§ Given text
>> START

There’s also other way to intrude the online gameplay, like participating in a street races, or other modes. Sadly, I haven’t had the chance to get that deep into it during my playtest, but you should know that like in most other activities in Watch_Dogs, you unlock skills, vehicles, weapons whether you are playing solo or in multiplayer modes.
With Watch_Dogs, Ubisoft nevertheless shows its very good experience for open-world games. Despite a somewhat slow start, the gameplay gets better, offering more opportunities for players throughout his long adventure. But there are quite a few downsides such as a poor storyline, poor artificial intelligence, and a lack of enforcing the hacking mechanism as a main gameplay style.
Watch_Dogs was reviewed using a PlayStation 4 review copy provided by Ubisoft and its regional distributor in the Middle East, Red Entertainment. We don’t discuss review scores with publishers or developers prior to the review being published.
• The density of Chicago and its contents.
• The online game immersed within the single player campaign.
• The multileveled skills of Aiden.
• The mix between piracy, infiltration and action.
• The original online game
• Very poor scenario and storyline.
• Enemy’s AI is quite undeveloped.
• The music is bland.
• Rush action and shooting sometimes pay more than infiltration and piracy.
• Aiden lacks charisma in comparison to other games main characters.
If Rockstar Games’ Grand Theft Auto is the ultimate experience of open-world games, the Watch_Dogs franchise seems to be on the right track to become a wonderful series, and Ubisoft managed to distinguish itself in comparison to its numerous competitors, with quite an original approach.

>> END

§ Listing
>> START

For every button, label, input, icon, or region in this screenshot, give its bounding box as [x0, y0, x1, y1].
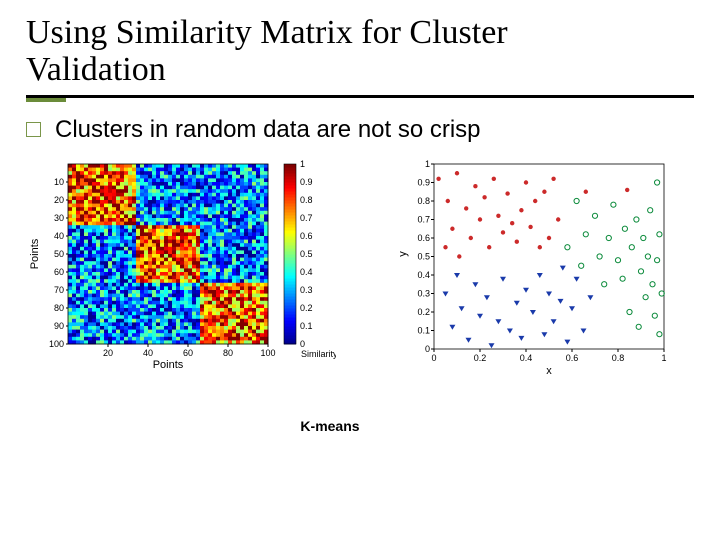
svg-text:0: 0 — [431, 353, 436, 363]
svg-text:20: 20 — [54, 195, 64, 205]
svg-text:70: 70 — [54, 285, 64, 295]
svg-text:1: 1 — [425, 159, 430, 169]
figure-row: 102030405060708090100 20406080100 Points… — [0, 154, 720, 384]
svg-text:100: 100 — [260, 348, 275, 358]
svg-text:1: 1 — [300, 159, 305, 169]
svg-text:0.8: 0.8 — [417, 196, 430, 206]
svg-text:40: 40 — [54, 231, 64, 241]
svg-text:80: 80 — [223, 348, 233, 358]
svg-text:100: 100 — [49, 339, 64, 349]
sm-ylabel: Points — [29, 238, 41, 269]
svg-text:0.2: 0.2 — [417, 307, 430, 317]
svg-text:0.1: 0.1 — [300, 321, 313, 331]
svg-text:0.6: 0.6 — [300, 231, 313, 241]
svg-text:0.2: 0.2 — [300, 303, 313, 313]
svg-text:80: 80 — [54, 303, 64, 313]
svg-text:0.7: 0.7 — [417, 214, 430, 224]
similarity-matrix-figure: 102030405060708090100 20406080100 Points… — [26, 154, 336, 384]
title-line1: Using Similarity Matrix for Cluster — [26, 14, 508, 51]
svg-text:10: 10 — [54, 177, 64, 187]
svg-text:90: 90 — [54, 321, 64, 331]
title-rule — [26, 95, 694, 98]
svg-text:0.4: 0.4 — [300, 267, 313, 277]
svg-text:60: 60 — [183, 348, 193, 358]
similarity-matrix-svg: 102030405060708090100 20406080100 Points… — [26, 154, 336, 384]
cbar-label: Similarity — [301, 349, 336, 359]
figure-caption: K-means — [0, 384, 720, 434]
svg-text:50: 50 — [54, 249, 64, 259]
page-title: Using Similarity Matrix for Cluster Vali… — [0, 0, 720, 93]
scatter-figure: 0 0.1 0.2 0.3 0.4 0.5 0.6 0.7 0.8 0.9 1 0 0.2 0.4 0.6… — [396, 154, 686, 384]
svg-text:0.5: 0.5 — [417, 251, 430, 261]
scatter-xlabel: x — [546, 365, 552, 377]
svg-text:30: 30 — [54, 213, 64, 223]
scatter-ylabel: y — [397, 251, 409, 257]
svg-text:20: 20 — [103, 348, 113, 358]
svg-text:0.9: 0.9 — [417, 177, 430, 187]
svg-text:0.8: 0.8 — [300, 195, 313, 205]
svg-text:0.2: 0.2 — [474, 353, 487, 363]
svg-text:60: 60 — [54, 267, 64, 277]
svg-text:1: 1 — [661, 353, 666, 363]
svg-text:0.1: 0.1 — [417, 325, 430, 335]
bullet-text: Clusters in random data are not so crisp — [55, 116, 481, 144]
svg-text:0.9: 0.9 — [300, 177, 313, 187]
sm-xlabel: Points — [153, 359, 184, 371]
scatter-svg: 0 0.1 0.2 0.3 0.4 0.5 0.6 0.7 0.8 0.9 1 0 0.2 0.4 0.6… — [396, 154, 686, 384]
svg-text:40: 40 — [143, 348, 153, 358]
svg-text:0.4: 0.4 — [520, 353, 533, 363]
title-line2: Validation — [26, 51, 166, 88]
bullet-item: Clusters in random data are not so crisp — [0, 98, 720, 154]
svg-text:0.3: 0.3 — [417, 288, 430, 298]
svg-text:0.6: 0.6 — [566, 353, 579, 363]
svg-text:0.7: 0.7 — [300, 213, 313, 223]
svg-text:0: 0 — [300, 339, 305, 349]
svg-text:0: 0 — [425, 344, 430, 354]
svg-text:0.6: 0.6 — [417, 233, 430, 243]
svg-text:0.5: 0.5 — [300, 249, 313, 259]
svg-text:0.8: 0.8 — [612, 353, 625, 363]
svg-text:0.3: 0.3 — [300, 285, 313, 295]
svg-text:0.4: 0.4 — [417, 270, 430, 280]
bullet-square-icon — [26, 122, 41, 137]
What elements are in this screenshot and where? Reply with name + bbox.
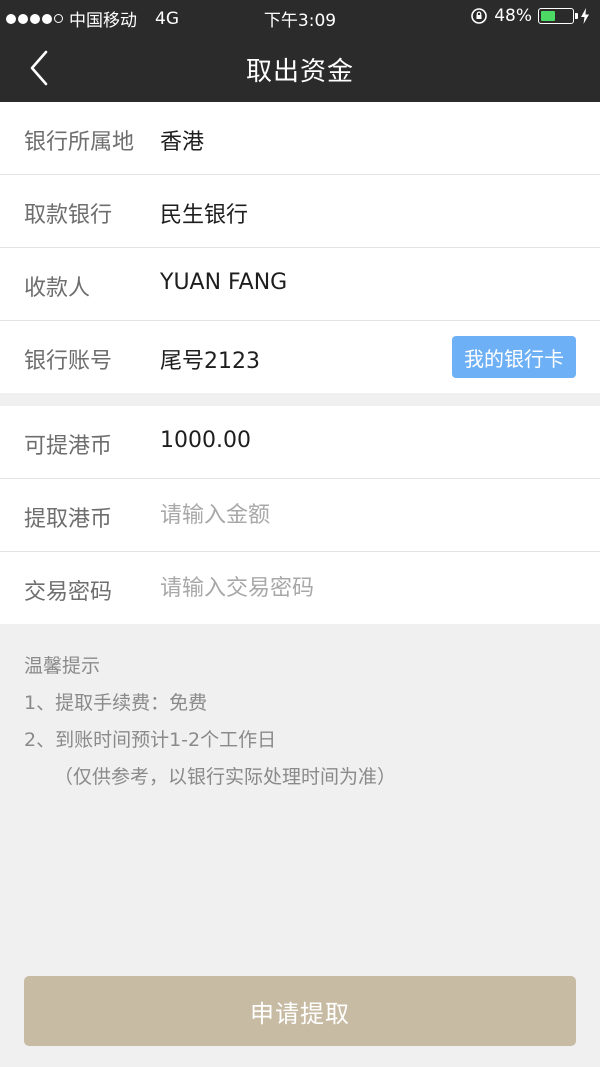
- tips-title: 温馨提示: [24, 655, 101, 677]
- withdraw-amount-label: 提取港币: [24, 507, 113, 532]
- trade-password-label: 交易密码: [24, 580, 113, 605]
- tips-fee-line: 1、提取手续费：免费: [24, 692, 208, 714]
- battery-percent: 48%: [494, 6, 532, 26]
- page-title: 取出资金: [245, 57, 354, 87]
- my-bank-cards-button[interactable]: 我的银行卡: [452, 336, 576, 378]
- trade-password-input[interactable]: [160, 570, 560, 606]
- bank-region-row: 银行所属地 香港: [0, 102, 600, 175]
- battery-fill: [541, 11, 555, 21]
- payee-row: 收款人 YUAN FANG: [0, 248, 600, 321]
- tips-note-line: （仅供参考，以银行实际处理时间为准）: [54, 766, 397, 788]
- nav-bar: 取出资金: [0, 34, 600, 102]
- bank-account-value: 尾号2123: [160, 349, 260, 374]
- bank-account-row: 银行账号 尾号2123 我的银行卡: [0, 321, 600, 393]
- trade-password-row: 交易密码: [0, 552, 600, 624]
- withdraw-bank-label: 取款银行: [24, 203, 113, 228]
- available-hkd-label: 可提港币: [24, 434, 113, 459]
- withdraw-bank-row: 取款银行 民生银行: [0, 175, 600, 248]
- bank-info-section: 银行所属地 香港 取款银行 民生银行 收款人 YUAN FANG 银行账号 尾号…: [0, 102, 600, 393]
- rotation-lock-icon: [471, 8, 488, 24]
- withdraw-section: 可提港币 1000.00 提取港币 交易密码: [0, 406, 600, 624]
- battery-icon: [538, 8, 578, 24]
- available-hkd-row: 可提港币 1000.00: [0, 406, 600, 479]
- status-bar: 中国移动 4G 下午3:09 48%: [0, 0, 600, 34]
- payee-label: 收款人: [24, 276, 91, 301]
- bank-region-label: 银行所属地: [24, 130, 135, 155]
- bank-account-label: 银行账号: [24, 349, 113, 374]
- status-right: 48%: [470, 6, 590, 26]
- withdraw-amount-input[interactable]: [160, 497, 560, 533]
- charging-bolt-icon: [581, 8, 589, 24]
- payee-value: YUAN FANG: [160, 270, 288, 295]
- withdraw-bank-value: 民生银行: [160, 203, 249, 228]
- submit-withdraw-button[interactable]: 申请提取: [24, 976, 576, 1046]
- bank-region-value: 香港: [160, 130, 205, 155]
- withdraw-amount-row: 提取港币: [0, 479, 600, 552]
- tips-section: 温馨提示 1、提取手续费：免费 2、到账时间预计1-2个工作日 （仅供参考，以银…: [24, 648, 396, 796]
- tips-arrival-line: 2、到账时间预计1-2个工作日: [24, 729, 277, 751]
- available-hkd-value: 1000.00: [160, 428, 251, 453]
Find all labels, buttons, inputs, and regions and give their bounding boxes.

>> END

§ Stated problem
Rewrite the stretch of the Watch_Dogs review beginning with the words "With Watch_Dogs, Ubisoft" and stopping after "main gameplay style.", putting "drawbacks" in place of "downsides".

§ Reply
With Watch_Dogs, Ubisoft nevertheless shows its very good experience for open-world games. Despite a somewhat slow start, the gameplay gets better, offering more opportunities for players throughout his long adventure. But there are quite a few drawbacks such as a poor storyline, poor artificial intelligence, and a lack of enforcing the hacking mechanism as a main gameplay style.